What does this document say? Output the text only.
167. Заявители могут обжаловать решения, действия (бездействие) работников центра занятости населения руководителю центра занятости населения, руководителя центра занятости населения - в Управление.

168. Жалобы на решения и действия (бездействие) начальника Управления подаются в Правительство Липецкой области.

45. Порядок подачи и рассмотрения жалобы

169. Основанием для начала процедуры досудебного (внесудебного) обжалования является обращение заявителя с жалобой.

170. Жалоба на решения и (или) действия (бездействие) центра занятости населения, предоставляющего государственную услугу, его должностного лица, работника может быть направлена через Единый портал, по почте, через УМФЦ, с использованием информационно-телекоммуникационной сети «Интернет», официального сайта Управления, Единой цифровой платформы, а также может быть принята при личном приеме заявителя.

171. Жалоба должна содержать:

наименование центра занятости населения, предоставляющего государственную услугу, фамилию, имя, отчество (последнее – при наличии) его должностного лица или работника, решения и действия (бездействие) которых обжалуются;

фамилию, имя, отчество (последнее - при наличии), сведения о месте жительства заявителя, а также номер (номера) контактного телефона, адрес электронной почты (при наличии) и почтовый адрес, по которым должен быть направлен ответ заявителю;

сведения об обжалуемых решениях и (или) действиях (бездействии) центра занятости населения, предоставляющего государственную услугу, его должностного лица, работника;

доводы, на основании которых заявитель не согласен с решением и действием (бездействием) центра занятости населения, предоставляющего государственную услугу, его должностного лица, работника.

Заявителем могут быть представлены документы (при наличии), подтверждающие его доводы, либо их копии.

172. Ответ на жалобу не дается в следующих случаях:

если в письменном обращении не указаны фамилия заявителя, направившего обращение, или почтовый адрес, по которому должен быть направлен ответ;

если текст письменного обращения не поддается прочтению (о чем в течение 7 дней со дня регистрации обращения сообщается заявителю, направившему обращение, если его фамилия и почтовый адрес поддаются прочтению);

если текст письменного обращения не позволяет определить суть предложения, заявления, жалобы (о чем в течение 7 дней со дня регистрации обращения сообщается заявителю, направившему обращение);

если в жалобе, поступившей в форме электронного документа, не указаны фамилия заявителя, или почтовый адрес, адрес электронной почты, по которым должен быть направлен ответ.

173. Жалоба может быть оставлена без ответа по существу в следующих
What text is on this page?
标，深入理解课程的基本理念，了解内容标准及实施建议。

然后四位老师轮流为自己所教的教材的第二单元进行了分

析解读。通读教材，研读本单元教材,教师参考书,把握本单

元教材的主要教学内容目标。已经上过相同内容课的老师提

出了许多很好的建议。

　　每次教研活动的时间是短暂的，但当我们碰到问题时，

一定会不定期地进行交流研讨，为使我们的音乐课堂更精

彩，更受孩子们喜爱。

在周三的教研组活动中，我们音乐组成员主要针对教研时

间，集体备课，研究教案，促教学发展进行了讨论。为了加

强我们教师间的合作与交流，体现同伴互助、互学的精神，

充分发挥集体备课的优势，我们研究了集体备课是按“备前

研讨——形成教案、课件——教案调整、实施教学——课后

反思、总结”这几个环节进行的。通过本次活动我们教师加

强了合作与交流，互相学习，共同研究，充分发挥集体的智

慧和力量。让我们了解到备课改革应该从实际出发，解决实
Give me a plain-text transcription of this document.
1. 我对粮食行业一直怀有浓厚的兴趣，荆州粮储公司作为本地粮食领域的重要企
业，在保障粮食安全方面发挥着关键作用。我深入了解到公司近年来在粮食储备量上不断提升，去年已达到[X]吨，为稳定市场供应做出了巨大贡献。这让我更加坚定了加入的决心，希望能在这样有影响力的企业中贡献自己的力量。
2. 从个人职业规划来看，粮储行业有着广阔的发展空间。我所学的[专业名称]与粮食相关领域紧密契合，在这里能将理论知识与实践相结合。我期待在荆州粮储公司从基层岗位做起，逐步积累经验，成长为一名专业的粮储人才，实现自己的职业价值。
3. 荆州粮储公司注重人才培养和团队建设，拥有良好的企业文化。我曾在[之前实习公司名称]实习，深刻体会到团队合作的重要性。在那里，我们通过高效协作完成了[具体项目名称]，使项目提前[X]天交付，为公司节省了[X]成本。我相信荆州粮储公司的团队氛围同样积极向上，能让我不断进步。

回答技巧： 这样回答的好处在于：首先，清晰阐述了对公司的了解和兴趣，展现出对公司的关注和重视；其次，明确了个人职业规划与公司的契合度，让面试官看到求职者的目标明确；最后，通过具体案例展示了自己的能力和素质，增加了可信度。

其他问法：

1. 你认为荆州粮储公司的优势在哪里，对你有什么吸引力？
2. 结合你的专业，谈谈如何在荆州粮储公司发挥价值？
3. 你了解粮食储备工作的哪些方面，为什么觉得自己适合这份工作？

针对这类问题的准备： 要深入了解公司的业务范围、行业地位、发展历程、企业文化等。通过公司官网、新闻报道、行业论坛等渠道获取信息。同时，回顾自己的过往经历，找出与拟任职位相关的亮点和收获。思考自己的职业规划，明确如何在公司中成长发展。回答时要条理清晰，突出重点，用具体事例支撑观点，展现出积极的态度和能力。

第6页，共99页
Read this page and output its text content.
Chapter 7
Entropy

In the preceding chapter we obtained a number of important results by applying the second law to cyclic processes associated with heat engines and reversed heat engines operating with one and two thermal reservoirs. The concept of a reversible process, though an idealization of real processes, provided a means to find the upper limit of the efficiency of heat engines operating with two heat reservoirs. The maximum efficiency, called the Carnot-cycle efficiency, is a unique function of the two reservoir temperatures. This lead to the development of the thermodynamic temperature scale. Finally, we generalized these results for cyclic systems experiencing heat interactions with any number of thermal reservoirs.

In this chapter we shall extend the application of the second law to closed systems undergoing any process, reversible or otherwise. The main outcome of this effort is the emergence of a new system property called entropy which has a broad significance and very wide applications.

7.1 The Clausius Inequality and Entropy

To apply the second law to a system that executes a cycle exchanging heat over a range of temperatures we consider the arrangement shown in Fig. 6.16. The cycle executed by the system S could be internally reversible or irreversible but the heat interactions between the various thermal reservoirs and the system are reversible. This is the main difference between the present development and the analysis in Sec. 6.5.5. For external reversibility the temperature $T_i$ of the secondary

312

────────────────────────────────────────

Short exercise: Copy every line that contains the string "дней".

Answer for this exercise:
если текст письменного обращения не поддается прочтению (о чем в течение 7 дней со дня регистрации обращения сообщается заявителю, направившему обращение, если его фамилия и почтовый адрес поддаются прочтению);
если текст письменного обращения не позволяет определить суть предложения, заявления, жалобы (о чем в течение 7 дней со дня регистрации обращения сообщается заявителю, направившему обращение);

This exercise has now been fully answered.